►
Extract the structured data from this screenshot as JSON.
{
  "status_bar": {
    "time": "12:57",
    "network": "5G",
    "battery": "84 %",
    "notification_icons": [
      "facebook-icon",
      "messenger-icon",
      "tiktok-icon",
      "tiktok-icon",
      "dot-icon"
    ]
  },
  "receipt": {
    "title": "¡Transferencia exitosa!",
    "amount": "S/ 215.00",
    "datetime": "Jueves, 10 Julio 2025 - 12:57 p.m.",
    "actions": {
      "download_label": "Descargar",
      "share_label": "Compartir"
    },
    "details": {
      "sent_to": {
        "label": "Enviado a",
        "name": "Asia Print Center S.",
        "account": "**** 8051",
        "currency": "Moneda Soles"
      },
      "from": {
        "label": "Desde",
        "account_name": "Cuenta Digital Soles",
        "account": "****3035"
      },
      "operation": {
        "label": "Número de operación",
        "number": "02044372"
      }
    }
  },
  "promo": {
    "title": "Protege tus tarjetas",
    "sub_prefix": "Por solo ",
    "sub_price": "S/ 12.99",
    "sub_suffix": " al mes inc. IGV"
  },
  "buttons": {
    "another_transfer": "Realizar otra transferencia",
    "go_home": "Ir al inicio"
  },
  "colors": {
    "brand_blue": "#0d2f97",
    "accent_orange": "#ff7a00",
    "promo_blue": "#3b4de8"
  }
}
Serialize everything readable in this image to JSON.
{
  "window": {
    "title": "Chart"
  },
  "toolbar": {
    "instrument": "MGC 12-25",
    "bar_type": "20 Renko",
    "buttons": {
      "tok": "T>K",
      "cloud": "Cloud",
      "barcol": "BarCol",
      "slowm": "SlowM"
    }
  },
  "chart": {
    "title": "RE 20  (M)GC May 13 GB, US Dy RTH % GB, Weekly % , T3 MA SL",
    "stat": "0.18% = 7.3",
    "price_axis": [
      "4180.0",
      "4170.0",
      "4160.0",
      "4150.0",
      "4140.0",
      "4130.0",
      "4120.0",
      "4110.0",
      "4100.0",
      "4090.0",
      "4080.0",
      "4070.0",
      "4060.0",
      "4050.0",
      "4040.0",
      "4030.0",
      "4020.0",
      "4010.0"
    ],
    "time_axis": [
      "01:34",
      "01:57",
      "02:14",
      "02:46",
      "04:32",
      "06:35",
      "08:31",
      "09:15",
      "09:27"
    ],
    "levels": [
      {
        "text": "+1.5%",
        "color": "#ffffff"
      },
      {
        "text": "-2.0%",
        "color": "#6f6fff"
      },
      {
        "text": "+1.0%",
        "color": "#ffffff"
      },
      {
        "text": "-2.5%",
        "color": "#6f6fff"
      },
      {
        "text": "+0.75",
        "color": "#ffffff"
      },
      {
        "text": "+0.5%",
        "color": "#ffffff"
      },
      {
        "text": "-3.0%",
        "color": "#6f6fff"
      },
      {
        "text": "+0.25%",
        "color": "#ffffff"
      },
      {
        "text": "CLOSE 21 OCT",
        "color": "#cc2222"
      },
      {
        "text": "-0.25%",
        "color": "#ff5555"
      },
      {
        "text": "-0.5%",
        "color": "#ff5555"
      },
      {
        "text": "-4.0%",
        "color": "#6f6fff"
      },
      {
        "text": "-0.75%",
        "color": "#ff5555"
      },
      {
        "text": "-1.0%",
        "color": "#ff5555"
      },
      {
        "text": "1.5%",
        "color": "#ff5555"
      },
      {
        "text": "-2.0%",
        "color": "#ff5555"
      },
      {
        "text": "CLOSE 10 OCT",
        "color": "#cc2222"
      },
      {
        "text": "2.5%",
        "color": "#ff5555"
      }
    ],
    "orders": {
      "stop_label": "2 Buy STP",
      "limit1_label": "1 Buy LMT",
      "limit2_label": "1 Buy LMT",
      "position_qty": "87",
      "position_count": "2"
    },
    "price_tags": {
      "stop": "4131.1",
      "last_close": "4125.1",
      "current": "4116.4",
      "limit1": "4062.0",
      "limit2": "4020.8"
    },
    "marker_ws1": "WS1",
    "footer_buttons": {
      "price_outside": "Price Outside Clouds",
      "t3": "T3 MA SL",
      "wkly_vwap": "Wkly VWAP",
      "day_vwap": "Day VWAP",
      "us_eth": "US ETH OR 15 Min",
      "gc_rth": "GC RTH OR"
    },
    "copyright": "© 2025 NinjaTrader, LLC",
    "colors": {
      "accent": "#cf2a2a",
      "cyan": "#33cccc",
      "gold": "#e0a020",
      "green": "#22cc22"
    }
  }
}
◄
Repeat every line of the material exactly as given.

» **Exercise result**
Extract the structured data from this screenshot as JSON.
{
  "status_bar": {
    "time": "12:57",
    "network": "5G",
    "battery": "84 %",
    "notification_icons": [
      "facebook-icon",
      "messenger-icon",
      "tiktok-icon",
      "tiktok-icon",
      "dot-icon"
    ]
  },
  "receipt": {
    "title": "¡Transferencia exitosa!",
    "amount": "S/ 215.00",
    "datetime": "Jueves, 10 Julio 2025 - 12:57 p.m.",
    "actions": {
      "download_label": "Descargar",
      "share_label": "Compartir"
    },
    "details": {
      "sent_to": {
        "label": "Enviado a",
        "name": "Asia Print Center S.",
        "account": "**** 8051",
        "currency": "Moneda Soles"
      },
      "from": {
        "label": "Desde",
        "account_name": "Cuenta Digital Soles",
        "account": "****3035"
      },
      "operation": {
        "label": "Número de operación",
        "number": "02044372"
      }
    }
  },
  "promo": {
    "title": "Protege tus tarjetas",
    "sub_prefix": "Por solo ",
    "sub_price": "S/ 12.99",
    "sub_suffix": " al mes inc. IGV"
  },
  "buttons": {
    "another_transfer": "Realizar otra transferencia",
    "go_home": "Ir al inicio"
  },
  "colors": {
    "brand_blue": "#0d2f97",
    "accent_orange": "#ff7a00",
    "promo_blue": "#3b4de8"
  }
}
Serialize everything readable in this image to JSON.
{
  "window": {
    "title": "Chart"
  },
  "toolbar": {
    "instrument": "MGC 12-25",
    "bar_type": "20 Renko",
    "buttons": {
      "tok": "T>K",
      "cloud": "Cloud",
      "barcol": "BarCol",
      "slowm": "SlowM"
    }
  },
  "chart": {
    "title": "RE 20  (M)GC May 13 GB, US Dy RTH % GB, Weekly % , T3 MA SL",
    "stat": "0.18% = 7.3",
    "price_axis": [
      "4180.0",
      "4170.0",
      "4160.0",
      "4150.0",
      "4140.0",
      "4130.0",
      "4120.0",
      "4110.0",
      "4100.0",
      "4090.0",
      "4080.0",
      "4070.0",
      "4060.0",
      "4050.0",
      "4040.0",
      "4030.0",
      "4020.0",
      "4010.0"
    ],
    "time_axis": [
      "01:34",
      "01:57",
      "02:14",
      "02:46",
      "04:32",
      "06:35",
      "08:31",
      "09:15",
      "09:27"
    ],
    "levels": [
      {
        "text": "+1.5%",
        "color": "#ffffff"
      },
      {
        "text": "-2.0%",
        "color": "#6f6fff"
      },
      {
        "text": "+1.0%",
        "color": "#ffffff"
      },
      {
        "text": "-2.5%",
        "color": "#6f6fff"
      },
      {
        "text": "+0.75",
        "color": "#ffffff"
      },
      {
        "text": "+0.5%",
        "color": "#ffffff"
      },
      {
        "text": "-3.0%",
        "color": "#6f6fff"
      },
      {
        "text": "+0.25%",
        "color": "#ffffff"
      },
      {
        "text": "CLOSE 21 OCT",
        "color": "#cc2222"
      },
      {
        "text": "-0.25%",
        "color": "#ff5555"
      },
      {
        "text": "-0.5%",
        "color": "#ff5555"
      },
      {
        "text": "-4.0%",
        "color": "#6f6fff"
      },
      {
        "text": "-0.75%",
        "color": "#ff5555"
      },
      {
        "text": "-1.0%",
        "color": "#ff5555"
      },
      {
        "text": "1.5%",
        "color": "#ff5555"
      },
      {
        "text": "-2.0%",
        "color": "#ff5555"
      },
      {
        "text": "CLOSE 10 OCT",
        "color": "#cc2222"
      },
      {
        "text": "2.5%",
        "color": "#ff5555"
      }
    ],
    "orders": {
      "stop_label": "2 Buy STP",
      "limit1_label": "1 Buy LMT",
      "limit2_label": "1 Buy LMT",
      "position_qty": "87",
      "position_count": "2"
    },
    "price_tags": {
      "stop": "4131.1",
      "last_close": "4125.1",
      "current": "4116.4",
      "limit1": "4062.0",
      "limit2": "4020.8"
    },
    "marker_ws1": "WS1",
    "footer_buttons": {
      "price_outside": "Price Outside Clouds",
      "t3": "T3 MA SL",
      "wkly_vwap": "Wkly VWAP",
      "day_vwap": "Day VWAP",
      "us_eth": "US ETH OR 15 Min",
      "gc_rth": "GC RTH OR"
    },
    "copyright": "© 2025 NinjaTrader, LLC",
    "colors": {
      "accent": "#cf2a2a",
      "cyan": "#33cccc",
      "gold": "#e0a020",
      "green": "#22cc22"
    }
  }
}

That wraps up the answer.